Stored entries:
* BEGIN *

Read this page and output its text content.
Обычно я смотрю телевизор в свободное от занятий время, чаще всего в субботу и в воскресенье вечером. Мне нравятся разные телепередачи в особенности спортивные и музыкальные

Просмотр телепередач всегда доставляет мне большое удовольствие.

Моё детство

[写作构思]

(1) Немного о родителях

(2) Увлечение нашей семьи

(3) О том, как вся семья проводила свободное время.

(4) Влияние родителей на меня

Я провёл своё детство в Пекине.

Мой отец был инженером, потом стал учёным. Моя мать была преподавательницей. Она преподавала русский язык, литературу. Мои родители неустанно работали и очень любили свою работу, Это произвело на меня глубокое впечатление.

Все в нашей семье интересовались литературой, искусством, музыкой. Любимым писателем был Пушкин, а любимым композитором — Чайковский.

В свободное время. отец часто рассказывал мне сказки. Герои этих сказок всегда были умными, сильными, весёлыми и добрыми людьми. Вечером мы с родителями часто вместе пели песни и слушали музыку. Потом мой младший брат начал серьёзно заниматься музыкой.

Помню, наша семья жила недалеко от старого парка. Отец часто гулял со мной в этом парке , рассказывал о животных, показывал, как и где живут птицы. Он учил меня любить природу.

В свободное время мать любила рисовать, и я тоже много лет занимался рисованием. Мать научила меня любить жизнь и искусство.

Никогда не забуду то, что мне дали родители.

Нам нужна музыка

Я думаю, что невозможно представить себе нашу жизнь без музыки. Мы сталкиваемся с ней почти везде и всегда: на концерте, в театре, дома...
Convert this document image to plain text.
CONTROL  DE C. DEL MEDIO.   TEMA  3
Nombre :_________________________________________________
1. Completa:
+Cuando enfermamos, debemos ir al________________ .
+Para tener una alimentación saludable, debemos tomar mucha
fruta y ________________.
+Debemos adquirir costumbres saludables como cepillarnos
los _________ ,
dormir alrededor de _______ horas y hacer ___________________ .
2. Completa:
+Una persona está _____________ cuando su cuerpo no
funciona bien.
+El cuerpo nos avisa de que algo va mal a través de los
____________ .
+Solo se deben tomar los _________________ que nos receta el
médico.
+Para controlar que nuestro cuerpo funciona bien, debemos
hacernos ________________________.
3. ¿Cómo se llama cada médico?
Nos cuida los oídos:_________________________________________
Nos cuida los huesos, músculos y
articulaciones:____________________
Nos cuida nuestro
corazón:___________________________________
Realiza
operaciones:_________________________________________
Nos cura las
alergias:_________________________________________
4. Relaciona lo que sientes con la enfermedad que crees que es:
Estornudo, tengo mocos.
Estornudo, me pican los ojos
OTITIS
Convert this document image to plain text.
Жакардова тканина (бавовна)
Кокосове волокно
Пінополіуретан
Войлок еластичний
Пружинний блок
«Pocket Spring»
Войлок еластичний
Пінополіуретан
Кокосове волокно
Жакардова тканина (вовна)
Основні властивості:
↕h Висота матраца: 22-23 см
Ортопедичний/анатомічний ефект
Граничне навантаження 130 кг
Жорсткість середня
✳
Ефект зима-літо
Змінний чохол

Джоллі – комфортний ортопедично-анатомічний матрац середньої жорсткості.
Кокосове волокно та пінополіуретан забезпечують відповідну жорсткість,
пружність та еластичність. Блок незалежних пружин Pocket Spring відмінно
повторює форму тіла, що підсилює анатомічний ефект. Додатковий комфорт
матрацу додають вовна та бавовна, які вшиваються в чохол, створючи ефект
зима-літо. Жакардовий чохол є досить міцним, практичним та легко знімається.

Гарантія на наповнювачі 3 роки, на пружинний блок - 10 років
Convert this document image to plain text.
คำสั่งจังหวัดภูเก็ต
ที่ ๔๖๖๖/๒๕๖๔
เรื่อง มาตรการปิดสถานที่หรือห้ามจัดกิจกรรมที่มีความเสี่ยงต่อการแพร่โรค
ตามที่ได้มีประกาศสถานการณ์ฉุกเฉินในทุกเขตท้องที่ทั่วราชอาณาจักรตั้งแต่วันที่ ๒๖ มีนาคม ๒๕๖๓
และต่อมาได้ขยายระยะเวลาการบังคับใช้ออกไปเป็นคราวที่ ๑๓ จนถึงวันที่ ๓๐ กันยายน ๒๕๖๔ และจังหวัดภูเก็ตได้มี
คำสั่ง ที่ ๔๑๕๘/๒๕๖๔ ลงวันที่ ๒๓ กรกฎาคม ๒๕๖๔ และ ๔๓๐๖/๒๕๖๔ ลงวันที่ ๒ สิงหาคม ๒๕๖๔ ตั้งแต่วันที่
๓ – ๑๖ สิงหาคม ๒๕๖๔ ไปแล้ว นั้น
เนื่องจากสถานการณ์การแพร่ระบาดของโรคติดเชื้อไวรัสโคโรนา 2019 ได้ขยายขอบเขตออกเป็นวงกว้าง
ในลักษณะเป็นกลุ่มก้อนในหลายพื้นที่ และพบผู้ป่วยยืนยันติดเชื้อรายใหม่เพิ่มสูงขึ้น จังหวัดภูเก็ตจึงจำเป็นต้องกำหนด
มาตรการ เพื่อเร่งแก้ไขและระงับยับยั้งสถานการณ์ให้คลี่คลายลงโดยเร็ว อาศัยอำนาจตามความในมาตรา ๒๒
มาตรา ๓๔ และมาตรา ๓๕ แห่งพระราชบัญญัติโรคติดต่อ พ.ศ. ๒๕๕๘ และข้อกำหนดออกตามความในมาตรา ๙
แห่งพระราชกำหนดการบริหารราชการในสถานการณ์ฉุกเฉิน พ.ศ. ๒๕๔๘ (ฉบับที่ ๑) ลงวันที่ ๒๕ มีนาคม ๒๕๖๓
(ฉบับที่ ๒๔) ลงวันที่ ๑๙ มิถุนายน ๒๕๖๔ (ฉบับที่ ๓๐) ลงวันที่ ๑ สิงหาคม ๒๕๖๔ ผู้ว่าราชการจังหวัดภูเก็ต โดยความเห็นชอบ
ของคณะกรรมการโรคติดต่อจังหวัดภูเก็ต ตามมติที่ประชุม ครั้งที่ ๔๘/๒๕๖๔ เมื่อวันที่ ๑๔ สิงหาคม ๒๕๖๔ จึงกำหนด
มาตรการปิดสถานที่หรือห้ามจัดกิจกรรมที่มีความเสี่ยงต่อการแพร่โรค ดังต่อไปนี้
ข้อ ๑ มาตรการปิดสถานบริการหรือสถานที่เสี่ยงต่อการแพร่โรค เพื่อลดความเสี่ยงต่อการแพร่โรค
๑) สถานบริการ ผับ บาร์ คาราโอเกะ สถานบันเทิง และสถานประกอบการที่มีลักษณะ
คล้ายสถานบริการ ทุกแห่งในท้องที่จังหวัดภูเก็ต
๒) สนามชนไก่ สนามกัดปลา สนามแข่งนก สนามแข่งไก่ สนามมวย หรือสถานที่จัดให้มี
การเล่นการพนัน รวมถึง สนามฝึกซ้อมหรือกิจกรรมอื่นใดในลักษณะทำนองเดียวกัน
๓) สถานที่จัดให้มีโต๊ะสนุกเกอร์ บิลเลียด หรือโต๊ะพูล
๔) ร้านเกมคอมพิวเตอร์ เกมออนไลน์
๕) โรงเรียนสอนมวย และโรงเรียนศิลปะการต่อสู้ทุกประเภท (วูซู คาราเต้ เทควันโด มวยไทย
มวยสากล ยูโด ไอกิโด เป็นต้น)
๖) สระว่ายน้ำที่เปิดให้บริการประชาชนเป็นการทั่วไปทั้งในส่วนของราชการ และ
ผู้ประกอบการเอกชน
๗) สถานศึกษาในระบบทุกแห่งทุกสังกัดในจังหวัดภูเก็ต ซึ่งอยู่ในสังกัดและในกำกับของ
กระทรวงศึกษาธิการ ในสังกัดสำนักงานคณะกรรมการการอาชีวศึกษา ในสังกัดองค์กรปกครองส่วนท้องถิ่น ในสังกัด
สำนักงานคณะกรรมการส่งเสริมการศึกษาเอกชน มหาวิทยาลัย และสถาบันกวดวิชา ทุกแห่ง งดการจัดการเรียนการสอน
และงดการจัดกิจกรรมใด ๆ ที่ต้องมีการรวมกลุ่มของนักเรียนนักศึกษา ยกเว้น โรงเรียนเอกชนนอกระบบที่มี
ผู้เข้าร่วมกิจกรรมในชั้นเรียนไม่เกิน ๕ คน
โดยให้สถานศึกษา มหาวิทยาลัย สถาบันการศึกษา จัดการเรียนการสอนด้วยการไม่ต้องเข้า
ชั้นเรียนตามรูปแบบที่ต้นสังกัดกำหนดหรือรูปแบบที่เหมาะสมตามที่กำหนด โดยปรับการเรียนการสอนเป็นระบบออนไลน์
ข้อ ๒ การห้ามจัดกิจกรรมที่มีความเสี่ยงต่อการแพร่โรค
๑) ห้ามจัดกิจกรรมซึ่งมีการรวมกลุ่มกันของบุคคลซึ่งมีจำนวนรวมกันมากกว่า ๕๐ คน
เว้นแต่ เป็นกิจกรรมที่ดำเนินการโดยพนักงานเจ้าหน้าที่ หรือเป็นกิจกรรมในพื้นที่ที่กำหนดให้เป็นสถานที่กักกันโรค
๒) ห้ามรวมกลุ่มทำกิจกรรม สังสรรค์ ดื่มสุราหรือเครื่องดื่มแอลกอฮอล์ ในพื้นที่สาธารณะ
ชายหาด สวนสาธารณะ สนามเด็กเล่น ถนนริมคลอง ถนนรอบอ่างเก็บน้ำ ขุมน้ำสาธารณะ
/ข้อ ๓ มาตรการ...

* END *

Task to complete:
Using the listing above, locate the lines that hold "Para" and copy each one.

Solution to this task:
+Para tener una alimentación saludable, debemos tomar mucha
+Para controlar que nuestro cuerpo funciona bien, debemos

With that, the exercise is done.